▶ [AIM]
Copy the data word for word, starting at the line that contains "405, 300, 416]" and ending at the line that contains "88, 484, 352]". Include both of those lines and nothing else.

▶ [RECORDS SUPPLIED]
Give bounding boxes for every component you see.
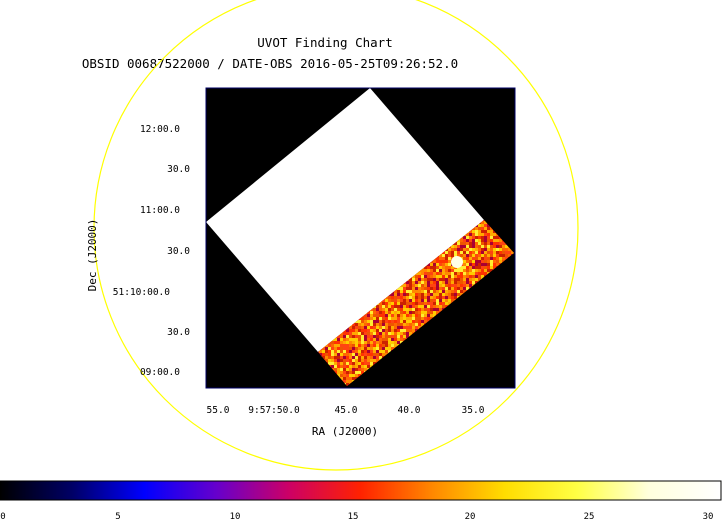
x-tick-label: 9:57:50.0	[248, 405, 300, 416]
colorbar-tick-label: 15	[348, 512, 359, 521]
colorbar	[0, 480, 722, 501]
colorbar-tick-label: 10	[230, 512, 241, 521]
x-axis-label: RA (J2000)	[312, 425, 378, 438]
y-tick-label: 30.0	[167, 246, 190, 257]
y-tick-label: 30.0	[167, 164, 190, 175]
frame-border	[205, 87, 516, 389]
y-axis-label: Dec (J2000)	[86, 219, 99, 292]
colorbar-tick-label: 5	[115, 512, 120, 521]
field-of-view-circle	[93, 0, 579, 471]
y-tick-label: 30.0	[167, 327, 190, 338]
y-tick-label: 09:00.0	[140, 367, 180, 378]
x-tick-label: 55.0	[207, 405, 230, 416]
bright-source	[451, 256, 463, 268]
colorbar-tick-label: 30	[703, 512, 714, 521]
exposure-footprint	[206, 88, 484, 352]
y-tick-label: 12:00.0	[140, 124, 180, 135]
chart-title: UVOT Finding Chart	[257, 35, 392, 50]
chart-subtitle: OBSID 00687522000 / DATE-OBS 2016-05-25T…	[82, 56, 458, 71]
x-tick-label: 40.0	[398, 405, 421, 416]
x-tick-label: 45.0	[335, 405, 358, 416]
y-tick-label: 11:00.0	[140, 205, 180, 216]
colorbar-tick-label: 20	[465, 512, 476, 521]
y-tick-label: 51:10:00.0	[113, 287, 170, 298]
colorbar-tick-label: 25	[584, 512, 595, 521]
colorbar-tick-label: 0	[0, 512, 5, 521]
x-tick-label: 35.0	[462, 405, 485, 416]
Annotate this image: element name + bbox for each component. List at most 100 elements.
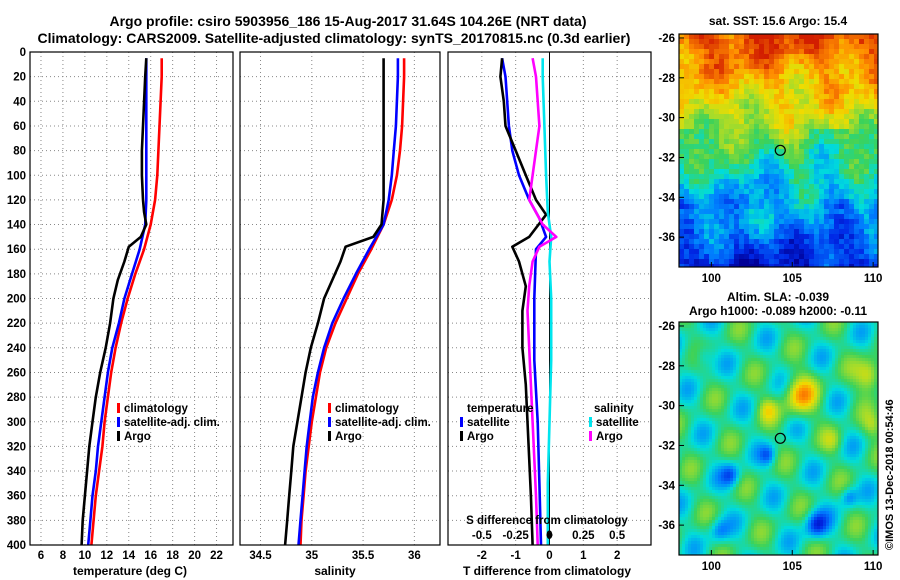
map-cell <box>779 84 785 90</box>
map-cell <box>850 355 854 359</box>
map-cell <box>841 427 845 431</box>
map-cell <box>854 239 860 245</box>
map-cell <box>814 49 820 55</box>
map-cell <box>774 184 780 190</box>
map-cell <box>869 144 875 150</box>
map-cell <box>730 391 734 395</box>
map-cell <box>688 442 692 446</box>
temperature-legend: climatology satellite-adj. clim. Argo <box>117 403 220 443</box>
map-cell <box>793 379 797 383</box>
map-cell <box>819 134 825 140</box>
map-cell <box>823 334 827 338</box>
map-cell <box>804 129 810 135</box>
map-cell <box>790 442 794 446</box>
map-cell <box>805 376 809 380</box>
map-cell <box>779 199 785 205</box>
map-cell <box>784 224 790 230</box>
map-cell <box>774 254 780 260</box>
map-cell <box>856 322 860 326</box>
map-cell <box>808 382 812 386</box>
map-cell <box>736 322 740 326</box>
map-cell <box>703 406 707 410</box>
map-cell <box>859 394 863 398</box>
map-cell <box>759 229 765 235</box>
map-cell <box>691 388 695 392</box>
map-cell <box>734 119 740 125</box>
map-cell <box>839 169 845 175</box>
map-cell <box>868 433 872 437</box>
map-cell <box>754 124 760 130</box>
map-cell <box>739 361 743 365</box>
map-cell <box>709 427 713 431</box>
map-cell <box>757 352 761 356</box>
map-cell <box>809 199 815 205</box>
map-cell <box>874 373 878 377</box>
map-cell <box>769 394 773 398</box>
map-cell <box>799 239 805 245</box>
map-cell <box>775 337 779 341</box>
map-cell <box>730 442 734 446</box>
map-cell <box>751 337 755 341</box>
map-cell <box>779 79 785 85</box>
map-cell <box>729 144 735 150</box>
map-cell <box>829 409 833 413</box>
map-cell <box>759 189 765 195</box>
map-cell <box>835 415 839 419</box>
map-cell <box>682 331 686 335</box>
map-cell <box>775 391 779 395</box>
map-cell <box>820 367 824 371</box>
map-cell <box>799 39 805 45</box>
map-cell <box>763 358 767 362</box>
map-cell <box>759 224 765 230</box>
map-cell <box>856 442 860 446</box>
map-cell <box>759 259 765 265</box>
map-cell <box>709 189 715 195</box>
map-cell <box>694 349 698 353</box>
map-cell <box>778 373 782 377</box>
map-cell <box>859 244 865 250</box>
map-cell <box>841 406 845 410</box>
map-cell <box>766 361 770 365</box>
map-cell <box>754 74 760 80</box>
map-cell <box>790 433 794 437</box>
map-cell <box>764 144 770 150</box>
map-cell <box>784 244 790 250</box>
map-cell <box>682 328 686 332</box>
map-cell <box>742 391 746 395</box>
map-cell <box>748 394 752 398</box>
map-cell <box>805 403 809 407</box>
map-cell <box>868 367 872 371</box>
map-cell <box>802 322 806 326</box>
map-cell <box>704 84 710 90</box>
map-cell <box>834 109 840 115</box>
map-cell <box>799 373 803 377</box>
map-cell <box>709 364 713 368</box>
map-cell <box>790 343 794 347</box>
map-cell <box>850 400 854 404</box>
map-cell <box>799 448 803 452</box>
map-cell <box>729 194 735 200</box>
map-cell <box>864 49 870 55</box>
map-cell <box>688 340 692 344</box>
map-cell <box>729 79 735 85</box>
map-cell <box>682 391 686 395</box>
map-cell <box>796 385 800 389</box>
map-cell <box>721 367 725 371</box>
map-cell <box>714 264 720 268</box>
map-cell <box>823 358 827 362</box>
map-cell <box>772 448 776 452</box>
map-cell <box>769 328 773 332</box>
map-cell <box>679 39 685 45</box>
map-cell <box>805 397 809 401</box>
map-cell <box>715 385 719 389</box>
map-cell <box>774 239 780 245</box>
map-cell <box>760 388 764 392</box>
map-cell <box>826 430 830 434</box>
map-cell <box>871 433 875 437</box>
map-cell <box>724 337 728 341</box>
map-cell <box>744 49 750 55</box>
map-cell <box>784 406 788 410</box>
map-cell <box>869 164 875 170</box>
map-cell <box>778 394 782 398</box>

▶ [SOLUTION FOR THIS TASK]
x-tick-label: 9:57:50.0	[248, 405, 300, 416]
colorbar-tick-label: 15	[348, 512, 359, 521]
colorbar	[0, 480, 722, 501]
colorbar-tick-label: 10	[230, 512, 241, 521]
x-axis-label: RA (J2000)	[312, 425, 378, 438]
y-tick-label: 30.0	[167, 246, 190, 257]
y-tick-label: 30.0	[167, 164, 190, 175]
frame-border	[205, 87, 516, 389]
y-axis-label: Dec (J2000)	[86, 219, 99, 292]
colorbar-tick-label: 5	[115, 512, 120, 521]
field-of-view-circle	[93, 0, 579, 471]
y-tick-label: 30.0	[167, 327, 190, 338]
y-tick-label: 09:00.0	[140, 367, 180, 378]
x-tick-label: 55.0	[207, 405, 230, 416]
bright-source	[451, 256, 463, 268]
colorbar-tick-label: 30	[703, 512, 714, 521]
exposure-footprint	[206, 88, 484, 352]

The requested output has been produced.